| Trecho |
Simulacro de ciência

É importante notar que a explicação mais econômica não é necessariamente a mais óbvia ou a de mais fácil entendimento. A órbita dos planetas por ação de forças gravitacionais pode ser menos intuitiva do que é a do gigante a segurar a Terra sobre os ombros; a teoria da relatividade de Einstein é mais complexa do que a mecânica de Newton, porém esta não explica todos os fenômenos observáveis. Confrontado com um fenômeno como o da transcomunicação, o investigador honesto tem a obrigação de procurar a explicação mais econômica. Não estariam os proponentes dessa forma pouco usual de comunicação ouvindo apenas interferência, linhas cruzadas, ruídos bastante comuns aos meios eletrônicos, ou mesmo, se formos mais cínicos, alguém convenientemente situado na esquina tendo às mãos um telefone celular?

No passado, pessoas que acreditavam genuinamente na existência de espíritos não hesitaram em falsificar suas manifestações, achando que serviam a uma causa maior. Não seriam os relatos pungentes e, acredito, sinceros de testemunhas da transcomunicação apenas uma manifestação de apofenia, do desejo da mente humana, especialmente sob forte estímulo emocional, de encontrar sentido em um mundo aparentemente destituído deste? Essas explicações têm de ser descartadas através de experimentos controlados e repetíveis, por pesquisadores imparciais, antes que a transcomunicação possa ser considerada seriamente. Não é demais lembrar que o ônus da prova recai sobre os proponentes; são eles que precisam provar além de qualquer dúvida a existência do fenômeno e não os cientistas que precisam provar a sua inexistência, já que é impossível provar que algo não existe.

| Material fornecido |
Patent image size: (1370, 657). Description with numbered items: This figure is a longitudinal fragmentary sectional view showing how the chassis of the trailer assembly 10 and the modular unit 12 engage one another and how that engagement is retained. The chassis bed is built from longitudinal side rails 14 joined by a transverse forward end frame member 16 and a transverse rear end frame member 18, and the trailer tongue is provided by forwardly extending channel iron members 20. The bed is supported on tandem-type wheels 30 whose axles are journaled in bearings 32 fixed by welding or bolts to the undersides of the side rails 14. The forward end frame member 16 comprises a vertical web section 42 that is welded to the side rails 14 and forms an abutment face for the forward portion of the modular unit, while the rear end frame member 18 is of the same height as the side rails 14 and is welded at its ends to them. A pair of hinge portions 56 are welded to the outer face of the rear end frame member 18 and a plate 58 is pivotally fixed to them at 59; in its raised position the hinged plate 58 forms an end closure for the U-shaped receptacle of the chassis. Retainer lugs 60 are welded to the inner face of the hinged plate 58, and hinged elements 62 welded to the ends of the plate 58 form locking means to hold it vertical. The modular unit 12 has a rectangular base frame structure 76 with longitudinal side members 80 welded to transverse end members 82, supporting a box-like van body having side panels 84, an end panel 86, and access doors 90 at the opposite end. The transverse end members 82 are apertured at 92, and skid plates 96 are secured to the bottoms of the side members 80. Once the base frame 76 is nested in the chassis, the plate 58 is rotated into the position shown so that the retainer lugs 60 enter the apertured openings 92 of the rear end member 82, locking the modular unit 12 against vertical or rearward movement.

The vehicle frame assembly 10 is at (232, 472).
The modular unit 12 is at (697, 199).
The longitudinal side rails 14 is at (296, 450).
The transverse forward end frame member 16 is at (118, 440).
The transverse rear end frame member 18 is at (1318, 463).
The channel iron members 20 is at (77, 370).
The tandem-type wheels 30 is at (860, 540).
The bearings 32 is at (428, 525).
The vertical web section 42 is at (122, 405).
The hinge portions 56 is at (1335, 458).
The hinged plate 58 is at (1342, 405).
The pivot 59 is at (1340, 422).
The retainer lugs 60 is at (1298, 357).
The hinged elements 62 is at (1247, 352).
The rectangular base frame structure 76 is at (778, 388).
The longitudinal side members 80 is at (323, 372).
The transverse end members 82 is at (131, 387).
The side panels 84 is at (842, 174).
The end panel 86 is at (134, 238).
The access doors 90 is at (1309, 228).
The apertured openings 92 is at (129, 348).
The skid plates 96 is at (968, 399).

| O que fazer |
Segundo o trecho, sobre quem recai o ônus da prova? Os registros não têm relação com o trecho.

| Resposta |
Sobre os proponentes, que precisam provar além de qualquer dúvida a existência do fenômeno.